(Data records)
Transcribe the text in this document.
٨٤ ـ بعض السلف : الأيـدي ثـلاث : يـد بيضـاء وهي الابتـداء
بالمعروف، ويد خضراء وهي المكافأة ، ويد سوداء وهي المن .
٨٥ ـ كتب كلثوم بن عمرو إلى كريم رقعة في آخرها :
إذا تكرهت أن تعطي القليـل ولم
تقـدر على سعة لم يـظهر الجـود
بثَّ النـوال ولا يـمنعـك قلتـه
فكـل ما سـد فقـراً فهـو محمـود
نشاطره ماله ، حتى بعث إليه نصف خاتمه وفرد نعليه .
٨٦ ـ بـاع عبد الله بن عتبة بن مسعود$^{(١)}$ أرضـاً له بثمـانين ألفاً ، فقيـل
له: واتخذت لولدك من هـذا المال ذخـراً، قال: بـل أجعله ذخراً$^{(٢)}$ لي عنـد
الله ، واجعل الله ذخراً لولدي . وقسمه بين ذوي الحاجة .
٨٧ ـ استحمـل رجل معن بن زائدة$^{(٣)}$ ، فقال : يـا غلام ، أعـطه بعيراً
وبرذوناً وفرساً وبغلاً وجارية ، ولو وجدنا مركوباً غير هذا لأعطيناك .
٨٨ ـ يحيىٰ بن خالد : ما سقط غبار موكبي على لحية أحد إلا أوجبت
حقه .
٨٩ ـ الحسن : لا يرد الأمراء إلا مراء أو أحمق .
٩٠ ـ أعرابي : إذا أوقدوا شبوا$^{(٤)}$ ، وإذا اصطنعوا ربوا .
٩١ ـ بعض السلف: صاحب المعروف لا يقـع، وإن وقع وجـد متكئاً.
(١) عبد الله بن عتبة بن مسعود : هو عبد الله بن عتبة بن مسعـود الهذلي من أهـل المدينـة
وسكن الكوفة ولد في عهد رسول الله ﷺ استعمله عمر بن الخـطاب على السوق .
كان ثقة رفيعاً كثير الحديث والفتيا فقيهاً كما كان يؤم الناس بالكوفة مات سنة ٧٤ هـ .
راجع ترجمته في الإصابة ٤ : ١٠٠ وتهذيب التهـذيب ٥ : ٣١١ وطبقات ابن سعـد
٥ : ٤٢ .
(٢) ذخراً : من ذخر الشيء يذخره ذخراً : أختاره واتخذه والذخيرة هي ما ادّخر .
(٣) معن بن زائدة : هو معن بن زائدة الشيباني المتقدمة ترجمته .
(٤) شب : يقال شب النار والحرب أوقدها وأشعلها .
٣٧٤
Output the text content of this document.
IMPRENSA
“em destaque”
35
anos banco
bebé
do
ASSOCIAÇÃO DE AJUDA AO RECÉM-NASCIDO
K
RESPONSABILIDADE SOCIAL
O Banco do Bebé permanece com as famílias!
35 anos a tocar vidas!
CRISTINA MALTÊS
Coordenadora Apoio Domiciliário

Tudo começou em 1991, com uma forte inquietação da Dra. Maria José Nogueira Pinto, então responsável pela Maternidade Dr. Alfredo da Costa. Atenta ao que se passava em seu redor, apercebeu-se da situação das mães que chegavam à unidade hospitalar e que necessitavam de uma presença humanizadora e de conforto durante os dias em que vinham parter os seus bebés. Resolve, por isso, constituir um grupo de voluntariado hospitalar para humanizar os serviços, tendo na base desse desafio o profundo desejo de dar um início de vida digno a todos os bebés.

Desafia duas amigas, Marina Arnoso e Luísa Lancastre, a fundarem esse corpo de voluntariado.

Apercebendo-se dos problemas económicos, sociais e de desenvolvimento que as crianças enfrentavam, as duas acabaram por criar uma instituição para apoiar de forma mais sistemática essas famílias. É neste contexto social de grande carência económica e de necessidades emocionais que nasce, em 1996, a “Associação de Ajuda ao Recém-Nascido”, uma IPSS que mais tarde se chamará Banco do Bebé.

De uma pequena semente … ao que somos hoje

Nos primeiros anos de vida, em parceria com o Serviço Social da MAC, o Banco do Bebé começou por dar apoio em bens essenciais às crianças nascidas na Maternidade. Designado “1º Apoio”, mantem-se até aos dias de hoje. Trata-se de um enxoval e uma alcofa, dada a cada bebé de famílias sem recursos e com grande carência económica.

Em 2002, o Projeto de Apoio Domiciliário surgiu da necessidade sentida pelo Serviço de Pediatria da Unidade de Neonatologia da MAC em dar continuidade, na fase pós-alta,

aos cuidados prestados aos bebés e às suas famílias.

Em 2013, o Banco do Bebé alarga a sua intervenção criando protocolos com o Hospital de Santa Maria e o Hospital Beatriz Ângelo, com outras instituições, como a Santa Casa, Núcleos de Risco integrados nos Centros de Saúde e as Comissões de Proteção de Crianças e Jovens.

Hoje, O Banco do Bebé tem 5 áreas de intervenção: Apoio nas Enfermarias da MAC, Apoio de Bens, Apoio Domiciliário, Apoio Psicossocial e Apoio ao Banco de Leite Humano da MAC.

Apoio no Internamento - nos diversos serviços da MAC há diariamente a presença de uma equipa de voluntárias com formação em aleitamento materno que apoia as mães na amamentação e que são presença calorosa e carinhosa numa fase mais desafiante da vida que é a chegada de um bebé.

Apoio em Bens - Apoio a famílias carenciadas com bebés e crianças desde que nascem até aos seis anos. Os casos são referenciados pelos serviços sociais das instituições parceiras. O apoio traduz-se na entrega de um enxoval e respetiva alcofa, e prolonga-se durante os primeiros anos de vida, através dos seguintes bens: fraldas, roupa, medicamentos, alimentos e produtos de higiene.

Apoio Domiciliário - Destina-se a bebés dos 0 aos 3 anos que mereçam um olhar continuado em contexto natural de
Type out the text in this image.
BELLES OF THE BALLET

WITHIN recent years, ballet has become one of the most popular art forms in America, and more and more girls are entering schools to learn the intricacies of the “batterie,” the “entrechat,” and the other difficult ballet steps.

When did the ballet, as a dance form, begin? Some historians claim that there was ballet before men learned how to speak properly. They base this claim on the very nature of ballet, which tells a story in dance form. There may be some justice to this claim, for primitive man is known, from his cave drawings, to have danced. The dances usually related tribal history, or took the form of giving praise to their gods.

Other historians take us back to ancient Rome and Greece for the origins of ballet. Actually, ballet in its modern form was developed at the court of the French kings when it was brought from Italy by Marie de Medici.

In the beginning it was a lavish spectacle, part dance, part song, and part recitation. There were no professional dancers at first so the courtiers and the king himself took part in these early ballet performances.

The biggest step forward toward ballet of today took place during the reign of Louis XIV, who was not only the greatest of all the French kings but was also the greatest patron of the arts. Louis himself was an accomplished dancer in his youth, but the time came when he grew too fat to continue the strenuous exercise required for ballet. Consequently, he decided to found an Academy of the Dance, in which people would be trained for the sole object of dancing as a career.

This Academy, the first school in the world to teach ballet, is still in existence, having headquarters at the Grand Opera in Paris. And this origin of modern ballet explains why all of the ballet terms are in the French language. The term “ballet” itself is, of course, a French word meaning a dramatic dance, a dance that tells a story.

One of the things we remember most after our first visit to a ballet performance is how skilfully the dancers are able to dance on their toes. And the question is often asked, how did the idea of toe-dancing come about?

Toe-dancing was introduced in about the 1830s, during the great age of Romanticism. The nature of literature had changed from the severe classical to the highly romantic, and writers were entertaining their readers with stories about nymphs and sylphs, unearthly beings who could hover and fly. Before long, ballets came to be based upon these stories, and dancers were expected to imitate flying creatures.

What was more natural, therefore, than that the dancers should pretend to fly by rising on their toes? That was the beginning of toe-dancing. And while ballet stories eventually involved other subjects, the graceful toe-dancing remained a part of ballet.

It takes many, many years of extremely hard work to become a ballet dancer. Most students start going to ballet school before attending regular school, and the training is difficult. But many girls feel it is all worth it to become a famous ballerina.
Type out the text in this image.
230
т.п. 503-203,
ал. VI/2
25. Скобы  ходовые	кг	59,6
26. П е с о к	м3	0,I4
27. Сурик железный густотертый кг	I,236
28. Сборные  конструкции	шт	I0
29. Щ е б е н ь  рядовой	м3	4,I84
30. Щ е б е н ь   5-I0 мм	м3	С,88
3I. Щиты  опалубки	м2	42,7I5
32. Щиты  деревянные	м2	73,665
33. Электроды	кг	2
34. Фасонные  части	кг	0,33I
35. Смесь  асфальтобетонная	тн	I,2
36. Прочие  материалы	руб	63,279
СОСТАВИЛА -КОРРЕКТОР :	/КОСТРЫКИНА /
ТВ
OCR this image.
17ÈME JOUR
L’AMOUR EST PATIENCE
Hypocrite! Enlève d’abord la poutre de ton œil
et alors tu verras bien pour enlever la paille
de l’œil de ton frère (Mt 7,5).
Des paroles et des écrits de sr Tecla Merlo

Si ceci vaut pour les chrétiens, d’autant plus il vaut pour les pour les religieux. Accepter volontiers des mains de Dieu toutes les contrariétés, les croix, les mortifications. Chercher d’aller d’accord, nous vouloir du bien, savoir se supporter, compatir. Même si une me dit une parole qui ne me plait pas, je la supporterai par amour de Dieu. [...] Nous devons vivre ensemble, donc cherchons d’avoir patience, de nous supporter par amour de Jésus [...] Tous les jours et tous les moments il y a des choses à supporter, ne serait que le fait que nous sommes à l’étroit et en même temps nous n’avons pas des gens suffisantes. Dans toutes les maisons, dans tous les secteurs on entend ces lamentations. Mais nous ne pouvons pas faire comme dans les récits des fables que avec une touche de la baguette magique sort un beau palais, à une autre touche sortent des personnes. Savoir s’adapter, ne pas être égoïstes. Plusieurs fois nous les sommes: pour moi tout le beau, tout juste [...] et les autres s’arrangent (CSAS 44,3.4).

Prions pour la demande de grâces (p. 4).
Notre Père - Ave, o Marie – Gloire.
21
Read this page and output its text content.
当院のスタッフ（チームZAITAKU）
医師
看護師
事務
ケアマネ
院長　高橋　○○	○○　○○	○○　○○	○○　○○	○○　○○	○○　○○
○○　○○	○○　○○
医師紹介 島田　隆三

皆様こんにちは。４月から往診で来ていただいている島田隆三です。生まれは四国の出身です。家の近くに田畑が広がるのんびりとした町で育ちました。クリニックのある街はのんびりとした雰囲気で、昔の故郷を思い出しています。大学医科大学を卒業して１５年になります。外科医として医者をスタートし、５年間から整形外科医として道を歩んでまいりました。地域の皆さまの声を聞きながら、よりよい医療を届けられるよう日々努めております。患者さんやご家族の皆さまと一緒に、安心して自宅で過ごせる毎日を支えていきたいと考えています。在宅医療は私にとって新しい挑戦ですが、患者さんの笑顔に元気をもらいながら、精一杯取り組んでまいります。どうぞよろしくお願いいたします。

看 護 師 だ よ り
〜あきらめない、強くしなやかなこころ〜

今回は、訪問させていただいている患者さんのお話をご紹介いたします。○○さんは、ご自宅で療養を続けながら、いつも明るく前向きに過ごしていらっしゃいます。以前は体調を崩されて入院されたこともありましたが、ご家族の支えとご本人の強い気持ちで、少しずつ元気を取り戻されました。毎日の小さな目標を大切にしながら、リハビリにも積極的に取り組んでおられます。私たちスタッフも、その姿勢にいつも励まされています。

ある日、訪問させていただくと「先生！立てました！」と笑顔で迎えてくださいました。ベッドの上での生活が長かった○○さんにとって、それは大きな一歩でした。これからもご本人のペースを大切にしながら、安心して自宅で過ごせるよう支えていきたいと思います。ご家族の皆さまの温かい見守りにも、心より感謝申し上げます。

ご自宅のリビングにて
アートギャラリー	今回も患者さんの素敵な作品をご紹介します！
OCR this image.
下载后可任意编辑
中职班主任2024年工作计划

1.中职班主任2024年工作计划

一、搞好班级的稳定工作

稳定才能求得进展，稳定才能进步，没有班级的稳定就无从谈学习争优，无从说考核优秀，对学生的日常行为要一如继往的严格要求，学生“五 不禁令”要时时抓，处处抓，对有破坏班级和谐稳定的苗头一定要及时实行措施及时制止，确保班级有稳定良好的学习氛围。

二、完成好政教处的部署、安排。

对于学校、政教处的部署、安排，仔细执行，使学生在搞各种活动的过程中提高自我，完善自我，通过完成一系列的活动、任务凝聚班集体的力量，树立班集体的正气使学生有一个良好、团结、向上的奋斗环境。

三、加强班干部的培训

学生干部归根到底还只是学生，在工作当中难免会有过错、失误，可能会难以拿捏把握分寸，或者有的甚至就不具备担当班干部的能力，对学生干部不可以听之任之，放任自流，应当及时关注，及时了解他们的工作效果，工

* _Set task_
Extract every line from the one containing "Read this page and output its text content." to the end of the entries, including both of those lines, exactly as given and with nothing added.

* _Reply to the task_
Read this page and output its text content.
当院のスタッフ（チームZAITAKU）
医師
看護師
事務
ケアマネ
院長　高橋　○○	○○　○○	○○　○○	○○　○○	○○　○○	○○　○○
○○　○○	○○　○○
医師紹介 島田　隆三

皆様こんにちは。４月から往診で来ていただいている島田隆三です。生まれは四国の出身です。家の近くに田畑が広がるのんびりとした町で育ちました。クリニックのある街はのんびりとした雰囲気で、昔の故郷を思い出しています。大学医科大学を卒業して１５年になります。外科医として医者をスタートし、５年間から整形外科医として道を歩んでまいりました。地域の皆さまの声を聞きながら、よりよい医療を届けられるよう日々努めております。患者さんやご家族の皆さまと一緒に、安心して自宅で過ごせる毎日を支えていきたいと考えています。在宅医療は私にとって新しい挑戦ですが、患者さんの笑顔に元気をもらいながら、精一杯取り組んでまいります。どうぞよろしくお願いいたします。

看 護 師 だ よ り
〜あきらめない、強くしなやかなこころ〜

今回は、訪問させていただいている患者さんのお話をご紹介いたします。○○さんは、ご自宅で療養を続けながら、いつも明るく前向きに過ごしていらっしゃいます。以前は体調を崩されて入院されたこともありましたが、ご家族の支えとご本人の強い気持ちで、少しずつ元気を取り戻されました。毎日の小さな目標を大切にしながら、リハビリにも積極的に取り組んでおられます。私たちスタッフも、その姿勢にいつも励まされています。

ある日、訪問させていただくと「先生！立てました！」と笑顔で迎えてくださいました。ベッドの上での生活が長かった○○さんにとって、それは大きな一歩でした。これからもご本人のペースを大切にしながら、安心して自宅で過ごせるよう支えていきたいと思います。ご家族の皆さまの温かい見守りにも、心より感謝申し上げます。

ご自宅のリビングにて
アートギャラリー	今回も患者さんの素敵な作品をご紹介します！
OCR this image.
下载后可任意编辑
中职班主任2024年工作计划

1.中职班主任2024年工作计划

一、搞好班级的稳定工作

稳定才能求得进展，稳定才能进步，没有班级的稳定就无从谈学习争优，无从说考核优秀，对学生的日常行为要一如继往的严格要求，学生“五 不禁令”要时时抓，处处抓，对有破坏班级和谐稳定的苗头一定要及时实行措施及时制止，确保班级有稳定良好的学习氛围。

二、完成好政教处的部署、安排。

对于学校、政教处的部署、安排，仔细执行，使学生在搞各种活动的过程中提高自我，完善自我，通过完成一系列的活动、任务凝聚班集体的力量，树立班集体的正气使学生有一个良好、团结、向上的奋斗环境。

三、加强班干部的培训

学生干部归根到底还只是学生，在工作当中难免会有过错、失误，可能会难以拿捏把握分寸，或者有的甚至就不具备担当班干部的能力，对学生干部不可以听之任之，放任自流，应当及时关注，及时了解他们的工作效果，工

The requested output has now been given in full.